> [Short exercise]
Omit the images, then print each record below exactly as it reads.

[Records from a collection]
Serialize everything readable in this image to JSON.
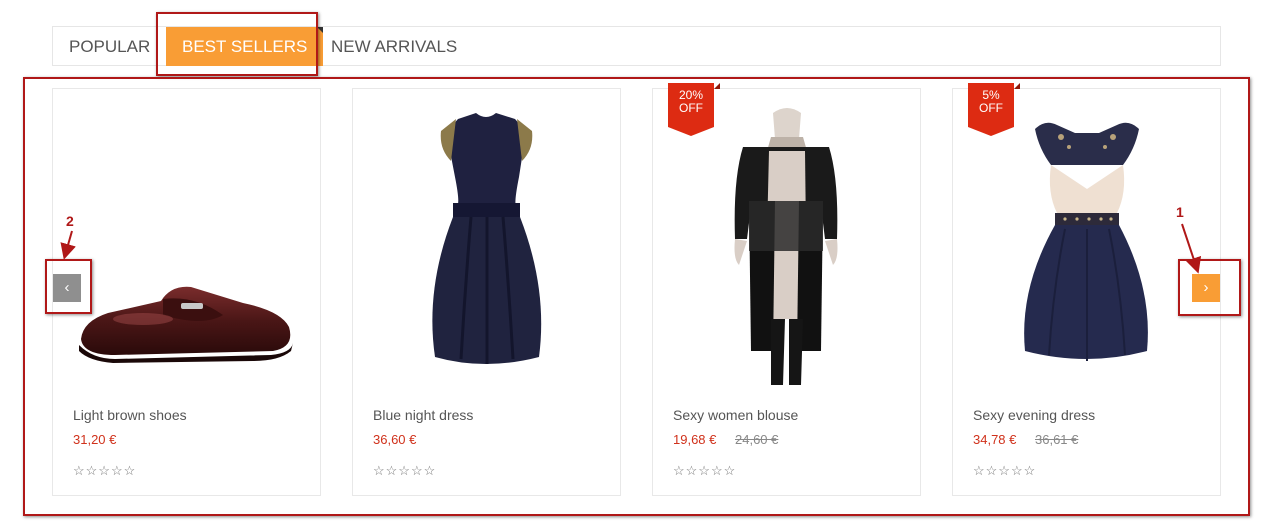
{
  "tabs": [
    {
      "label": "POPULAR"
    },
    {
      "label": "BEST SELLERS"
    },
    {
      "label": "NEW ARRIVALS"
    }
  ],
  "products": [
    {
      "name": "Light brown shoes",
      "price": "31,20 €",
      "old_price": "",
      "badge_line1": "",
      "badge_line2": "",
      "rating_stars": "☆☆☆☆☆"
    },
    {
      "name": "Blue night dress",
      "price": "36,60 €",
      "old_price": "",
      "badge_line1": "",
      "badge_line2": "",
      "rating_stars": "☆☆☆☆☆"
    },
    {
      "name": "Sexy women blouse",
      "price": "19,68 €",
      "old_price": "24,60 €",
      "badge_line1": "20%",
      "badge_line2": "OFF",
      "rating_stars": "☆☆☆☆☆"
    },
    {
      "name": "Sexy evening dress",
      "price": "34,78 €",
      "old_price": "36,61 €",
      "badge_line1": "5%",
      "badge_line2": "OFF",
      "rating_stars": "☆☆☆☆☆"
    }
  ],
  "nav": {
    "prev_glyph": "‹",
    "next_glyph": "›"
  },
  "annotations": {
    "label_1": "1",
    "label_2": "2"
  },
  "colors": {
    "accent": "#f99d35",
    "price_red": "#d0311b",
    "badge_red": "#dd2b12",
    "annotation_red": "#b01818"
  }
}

> [Complete answer]
Serialize everything readable in this image to JSON.
{
  "tabs": [
    {
      "label": "POPULAR"
    },
    {
      "label": "BEST SELLERS"
    },
    {
      "label": "NEW ARRIVALS"
    }
  ],
  "products": [
    {
      "name": "Light brown shoes",
      "price": "31,20 €",
      "old_price": "",
      "badge_line1": "",
      "badge_line2": "",
      "rating_stars": "☆☆☆☆☆"
    },
    {
      "name": "Blue night dress",
      "price": "36,60 €",
      "old_price": "",
      "badge_line1": "",
      "badge_line2": "",
      "rating_stars": "☆☆☆☆☆"
    },
    {
      "name": "Sexy women blouse",
      "price": "19,68 €",
      "old_price": "24,60 €",
      "badge_line1": "20%",
      "badge_line2": "OFF",
      "rating_stars": "☆☆☆☆☆"
    },
    {
      "name": "Sexy evening dress",
      "price": "34,78 €",
      "old_price": "36,61 €",
      "badge_line1": "5%",
      "badge_line2": "OFF",
      "rating_stars": "☆☆☆☆☆"
    }
  ],
  "nav": {
    "prev_glyph": "‹",
    "next_glyph": "›"
  },
  "annotations": {
    "label_1": "1",
    "label_2": "2"
  },
  "colors": {
    "accent": "#f99d35",
    "price_red": "#d0311b",
    "badge_red": "#dd2b12",
    "annotation_red": "#b01818"
  }
}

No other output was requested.